## [Task details]
Below is a block of data; give all of it again word for word.

## [Entries from a dataset]
— begin —

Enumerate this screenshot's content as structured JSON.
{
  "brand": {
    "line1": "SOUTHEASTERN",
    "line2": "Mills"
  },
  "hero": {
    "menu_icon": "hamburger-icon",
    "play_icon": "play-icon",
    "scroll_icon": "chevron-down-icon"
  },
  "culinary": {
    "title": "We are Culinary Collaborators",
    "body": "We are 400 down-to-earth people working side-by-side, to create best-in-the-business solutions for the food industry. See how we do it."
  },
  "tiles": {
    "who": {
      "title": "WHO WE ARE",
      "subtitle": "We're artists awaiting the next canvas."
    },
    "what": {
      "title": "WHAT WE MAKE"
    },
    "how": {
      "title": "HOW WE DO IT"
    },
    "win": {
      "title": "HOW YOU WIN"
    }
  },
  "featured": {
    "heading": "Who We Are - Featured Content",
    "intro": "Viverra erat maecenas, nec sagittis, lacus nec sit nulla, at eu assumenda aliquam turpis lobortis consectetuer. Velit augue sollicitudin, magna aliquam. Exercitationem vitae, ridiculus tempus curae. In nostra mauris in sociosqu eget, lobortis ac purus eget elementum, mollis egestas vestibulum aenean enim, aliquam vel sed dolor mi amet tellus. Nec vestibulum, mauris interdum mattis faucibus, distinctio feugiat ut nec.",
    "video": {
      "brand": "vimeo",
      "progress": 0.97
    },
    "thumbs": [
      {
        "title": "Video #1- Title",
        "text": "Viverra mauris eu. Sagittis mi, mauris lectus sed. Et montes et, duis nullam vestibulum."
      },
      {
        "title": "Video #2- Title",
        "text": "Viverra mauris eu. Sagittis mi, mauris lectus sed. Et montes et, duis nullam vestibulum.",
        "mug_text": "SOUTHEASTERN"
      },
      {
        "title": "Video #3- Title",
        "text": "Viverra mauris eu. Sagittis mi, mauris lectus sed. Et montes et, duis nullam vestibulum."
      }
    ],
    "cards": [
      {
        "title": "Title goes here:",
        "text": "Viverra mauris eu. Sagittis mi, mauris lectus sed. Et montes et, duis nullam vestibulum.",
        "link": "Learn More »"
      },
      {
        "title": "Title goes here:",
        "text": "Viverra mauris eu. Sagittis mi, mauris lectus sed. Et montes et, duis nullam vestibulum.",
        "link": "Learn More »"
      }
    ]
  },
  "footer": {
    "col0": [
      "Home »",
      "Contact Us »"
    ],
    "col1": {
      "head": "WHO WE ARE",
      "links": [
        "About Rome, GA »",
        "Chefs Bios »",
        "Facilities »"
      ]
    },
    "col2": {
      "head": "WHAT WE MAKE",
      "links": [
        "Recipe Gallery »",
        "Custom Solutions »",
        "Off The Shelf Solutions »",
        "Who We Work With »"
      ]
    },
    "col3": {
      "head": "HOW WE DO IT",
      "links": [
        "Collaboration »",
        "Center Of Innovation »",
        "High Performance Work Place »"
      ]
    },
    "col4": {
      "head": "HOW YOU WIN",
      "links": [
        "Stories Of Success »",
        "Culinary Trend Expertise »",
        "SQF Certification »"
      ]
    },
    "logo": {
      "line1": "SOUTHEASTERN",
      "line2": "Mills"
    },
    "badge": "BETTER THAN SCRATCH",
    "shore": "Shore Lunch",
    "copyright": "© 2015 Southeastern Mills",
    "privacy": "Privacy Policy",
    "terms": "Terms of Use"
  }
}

— end —

## [Correct result]
Enumerate this screenshot's content as structured JSON.
{
  "brand": {
    "line1": "SOUTHEASTERN",
    "line2": "Mills"
  },
  "hero": {
    "menu_icon": "hamburger-icon",
    "play_icon": "play-icon",
    "scroll_icon": "chevron-down-icon"
  },
  "culinary": {
    "title": "We are Culinary Collaborators",
    "body": "We are 400 down-to-earth people working side-by-side, to create best-in-the-business solutions for the food industry. See how we do it."
  },
  "tiles": {
    "who": {
      "title": "WHO WE ARE",
      "subtitle": "We're artists awaiting the next canvas."
    },
    "what": {
      "title": "WHAT WE MAKE"
    },
    "how": {
      "title": "HOW WE DO IT"
    },
    "win": {
      "title": "HOW YOU WIN"
    }
  },
  "featured": {
    "heading": "Who We Are - Featured Content",
    "intro": "Viverra erat maecenas, nec sagittis, lacus nec sit nulla, at eu assumenda aliquam turpis lobortis consectetuer. Velit augue sollicitudin, magna aliquam. Exercitationem vitae, ridiculus tempus curae. In nostra mauris in sociosqu eget, lobortis ac purus eget elementum, mollis egestas vestibulum aenean enim, aliquam vel sed dolor mi amet tellus. Nec vestibulum, mauris interdum mattis faucibus, distinctio feugiat ut nec.",
    "video": {
      "brand": "vimeo",
      "progress": 0.97
    },
    "thumbs": [
      {
        "title": "Video #1- Title",
        "text": "Viverra mauris eu. Sagittis mi, mauris lectus sed. Et montes et, duis nullam vestibulum."
      },
      {
        "title": "Video #2- Title",
        "text": "Viverra mauris eu. Sagittis mi, mauris lectus sed. Et montes et, duis nullam vestibulum.",
        "mug_text": "SOUTHEASTERN"
      },
      {
        "title": "Video #3- Title",
        "text": "Viverra mauris eu. Sagittis mi, mauris lectus sed. Et montes et, duis nullam vestibulum."
      }
    ],
    "cards": [
      {
        "title": "Title goes here:",
        "text": "Viverra mauris eu. Sagittis mi, mauris lectus sed. Et montes et, duis nullam vestibulum.",
        "link": "Learn More »"
      },
      {
        "title": "Title goes here:",
        "text": "Viverra mauris eu. Sagittis mi, mauris lectus sed. Et montes et, duis nullam vestibulum.",
        "link": "Learn More »"
      }
    ]
  },
  "footer": {
    "col0": [
      "Home »",
      "Contact Us »"
    ],
    "col1": {
      "head": "WHO WE ARE",
      "links": [
        "About Rome, GA »",
        "Chefs Bios »",
        "Facilities »"
      ]
    },
    "col2": {
      "head": "WHAT WE MAKE",
      "links": [
        "Recipe Gallery »",
        "Custom Solutions »",
        "Off The Shelf Solutions »",
        "Who We Work With »"
      ]
    },
    "col3": {
      "head": "HOW WE DO IT",
      "links": [
        "Collaboration »",
        "Center Of Innovation »",
        "High Performance Work Place »"
      ]
    },
    "col4": {
      "head": "HOW YOU WIN",
      "links": [
        "Stories Of Success »",
        "Culinary Trend Expertise »",
        "SQF Certification »"
      ]
    },
    "logo": {
      "line1": "SOUTHEASTERN",
      "line2": "Mills"
    },
    "badge": "BETTER THAN SCRATCH",
    "shore": "Shore Lunch",
    "copyright": "© 2015 Southeastern Mills",
    "privacy": "Privacy Policy",
    "terms": "Terms of Use"
  }
}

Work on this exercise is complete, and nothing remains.